Task goal: Turn the entries below into a Markdown table with two columns, Row and Line. Number each row and leave out any blank lines.

Input data:

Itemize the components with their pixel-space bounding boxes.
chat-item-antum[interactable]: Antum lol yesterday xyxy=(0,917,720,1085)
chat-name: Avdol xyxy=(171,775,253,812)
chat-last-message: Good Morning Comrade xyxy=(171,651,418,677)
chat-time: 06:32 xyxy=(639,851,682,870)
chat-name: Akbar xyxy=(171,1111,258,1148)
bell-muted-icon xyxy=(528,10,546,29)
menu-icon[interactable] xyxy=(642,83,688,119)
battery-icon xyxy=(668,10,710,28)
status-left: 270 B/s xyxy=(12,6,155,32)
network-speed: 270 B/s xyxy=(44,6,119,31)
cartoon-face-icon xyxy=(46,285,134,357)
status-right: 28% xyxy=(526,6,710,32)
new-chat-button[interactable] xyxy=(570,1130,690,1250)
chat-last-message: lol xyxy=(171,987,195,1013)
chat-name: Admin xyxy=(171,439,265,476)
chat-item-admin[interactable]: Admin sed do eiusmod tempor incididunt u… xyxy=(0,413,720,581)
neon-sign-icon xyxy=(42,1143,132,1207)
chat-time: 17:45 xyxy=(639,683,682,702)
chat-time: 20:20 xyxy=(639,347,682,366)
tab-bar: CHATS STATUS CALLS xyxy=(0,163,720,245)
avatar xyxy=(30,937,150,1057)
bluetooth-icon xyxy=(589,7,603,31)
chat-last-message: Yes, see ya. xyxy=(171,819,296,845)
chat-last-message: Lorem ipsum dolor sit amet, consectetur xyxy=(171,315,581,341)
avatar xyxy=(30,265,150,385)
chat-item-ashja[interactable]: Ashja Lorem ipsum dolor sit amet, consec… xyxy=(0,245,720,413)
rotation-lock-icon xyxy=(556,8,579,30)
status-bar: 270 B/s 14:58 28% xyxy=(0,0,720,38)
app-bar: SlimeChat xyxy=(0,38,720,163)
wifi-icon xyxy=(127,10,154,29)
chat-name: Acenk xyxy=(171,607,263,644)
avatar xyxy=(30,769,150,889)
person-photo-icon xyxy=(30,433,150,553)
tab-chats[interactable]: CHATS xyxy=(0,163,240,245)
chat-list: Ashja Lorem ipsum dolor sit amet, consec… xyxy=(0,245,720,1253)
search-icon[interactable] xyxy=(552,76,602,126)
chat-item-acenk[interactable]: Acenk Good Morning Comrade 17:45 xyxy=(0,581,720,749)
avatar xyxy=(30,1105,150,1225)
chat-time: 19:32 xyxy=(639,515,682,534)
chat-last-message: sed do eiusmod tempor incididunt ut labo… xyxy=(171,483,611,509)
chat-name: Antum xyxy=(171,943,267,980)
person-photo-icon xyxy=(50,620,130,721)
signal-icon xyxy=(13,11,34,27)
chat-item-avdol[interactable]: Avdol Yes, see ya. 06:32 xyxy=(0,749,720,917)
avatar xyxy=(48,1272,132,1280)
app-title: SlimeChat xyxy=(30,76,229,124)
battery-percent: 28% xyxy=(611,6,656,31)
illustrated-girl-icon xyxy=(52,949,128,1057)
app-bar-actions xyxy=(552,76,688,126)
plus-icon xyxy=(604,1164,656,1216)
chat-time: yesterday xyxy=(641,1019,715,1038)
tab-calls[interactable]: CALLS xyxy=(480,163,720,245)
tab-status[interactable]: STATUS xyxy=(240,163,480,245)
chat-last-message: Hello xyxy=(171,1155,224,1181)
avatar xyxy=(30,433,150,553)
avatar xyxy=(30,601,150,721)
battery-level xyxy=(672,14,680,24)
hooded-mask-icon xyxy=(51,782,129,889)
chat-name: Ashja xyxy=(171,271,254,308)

Solution to the problem:
| Row | Line |
|---|---|
| 1 | Itemize the components with their pixel-space bounding boxes. |
| 2 | chat-item-antum[interactable]: Antum lol yesterday xyxy=(0,917,720,1085) |
| 3 | chat-name: Avdol xyxy=(171,775,253,812) |
| 4 | chat-last-message: Good Morning Comrade xyxy=(171,651,418,677) |
| 5 | chat-time: 06:32 xyxy=(639,851,682,870) |
| 6 | chat-name: Akbar xyxy=(171,1111,258,1148) |
| 7 | bell-muted-icon xyxy=(528,10,546,29) |
| 8 | menu-icon[interactable] xyxy=(642,83,688,119) |
| 9 | battery-icon xyxy=(668,10,710,28) |
| 10 | status-left: 270 B/s xyxy=(12,6,155,32) |
| 11 | network-speed: 270 B/s xyxy=(44,6,119,31) |
| 12 | cartoon-face-icon xyxy=(46,285,134,357) |
| 13 | status-right: 28% xyxy=(526,6,710,32) |
| 14 | new-chat-button[interactable] xyxy=(570,1130,690,1250) |
| 15 | chat-last-message: lol xyxy=(171,987,195,1013) |
| 16 | chat-name: Admin xyxy=(171,439,265,476) |
| 17 | chat-item-admin[interactable]: Admin sed do eiusmod tempor incididunt u… xyxy=(0,413,720,581) |
| 18 | neon-sign-icon xyxy=(42,1143,132,1207) |
| 19 | chat-time: 17:45 xyxy=(639,683,682,702) |
| 20 | chat-time: 20:20 xyxy=(639,347,682,366) |
| 21 | tab-bar: CHATS STATUS CALLS xyxy=(0,163,720,245) |
| 22 | avatar xyxy=(30,937,150,1057) |
| 23 | bluetooth-icon xyxy=(589,7,603,31) |
| 24 | chat-last-message: Yes, see ya. xyxy=(171,819,296,845) |
| 25 | chat-last-message: Lorem ipsum dolor sit amet, consectetur xyxy=(171,315,581,341) |
| 26 | avatar xyxy=(30,265,150,385) |
| 27 | chat-item-ashja[interactable]: Ashja Lorem ipsum dolor sit amet, consec… xyxy=(0,245,720,413) |
| 28 | rotation-lock-icon xyxy=(556,8,579,30) |
| 29 | status-bar: 270 B/s 14:58 28% xyxy=(0,0,720,38) |
| 30 | app-bar: SlimeChat xyxy=(0,38,720,163) |
| 31 | wifi-icon xyxy=(127,10,154,29) |
| 32 | chat-name: Acenk xyxy=(171,607,263,644) |
| 33 | avatar xyxy=(30,769,150,889) |
| 34 | person-photo-icon xyxy=(30,433,150,553) |
| 35 | tab-chats[interactable]: CHATS xyxy=(0,163,240,245) |
| 36 | chat-list: Ashja Lorem ipsum dolor sit amet, consec… xyxy=(0,245,720,1253) |
| 37 | search-icon[interactable] xyxy=(552,76,602,126) |
| 38 | chat-item-acenk[interactable]: Acenk Good Morning Comrade 17:45 xyxy=(0,581,720,749) |
| 39 | avatar xyxy=(30,1105,150,1225) |
| 40 | chat-time: 19:32 xyxy=(639,515,682,534) |
| 41 | chat-last-message: sed do eiusmod tempor incididunt ut labo… xyxy=(171,483,611,509) |
| 42 | chat-name: Antum xyxy=(171,943,267,980) |
| 43 | person-photo-icon xyxy=(50,620,130,721) |
| 44 | signal-icon xyxy=(13,11,34,27) |
| 45 | chat-item-avdol[interactable]: Avdol Yes, see ya. 06:32 xyxy=(0,749,720,917) |
| 46 | avatar xyxy=(48,1272,132,1280) |
| 47 | app-title: SlimeChat xyxy=(30,76,229,124) |
| 48 | battery-percent: 28% xyxy=(611,6,656,31) |
| 49 | illustrated-girl-icon xyxy=(52,949,128,1057) |
| 50 | app-bar-actions xyxy=(552,76,688,126) |
| 51 | plus-icon xyxy=(604,1164,656,1216) |
| 52 | chat-time: yesterday xyxy=(641,1019,715,1038) |
| 53 | tab-calls[interactable]: CALLS xyxy=(480,163,720,245) |
| 54 | tab-status[interactable]: STATUS xyxy=(240,163,480,245) |
| 55 | chat-last-message: Hello xyxy=(171,1155,224,1181) |
| 56 | avatar xyxy=(30,433,150,553) |
| 57 | avatar xyxy=(30,601,150,721) |
| 58 | battery-level xyxy=(672,14,680,24) |
| 59 | hooded-mask-icon xyxy=(51,782,129,889) |
| 60 | chat-name: Ashja xyxy=(171,271,254,308) |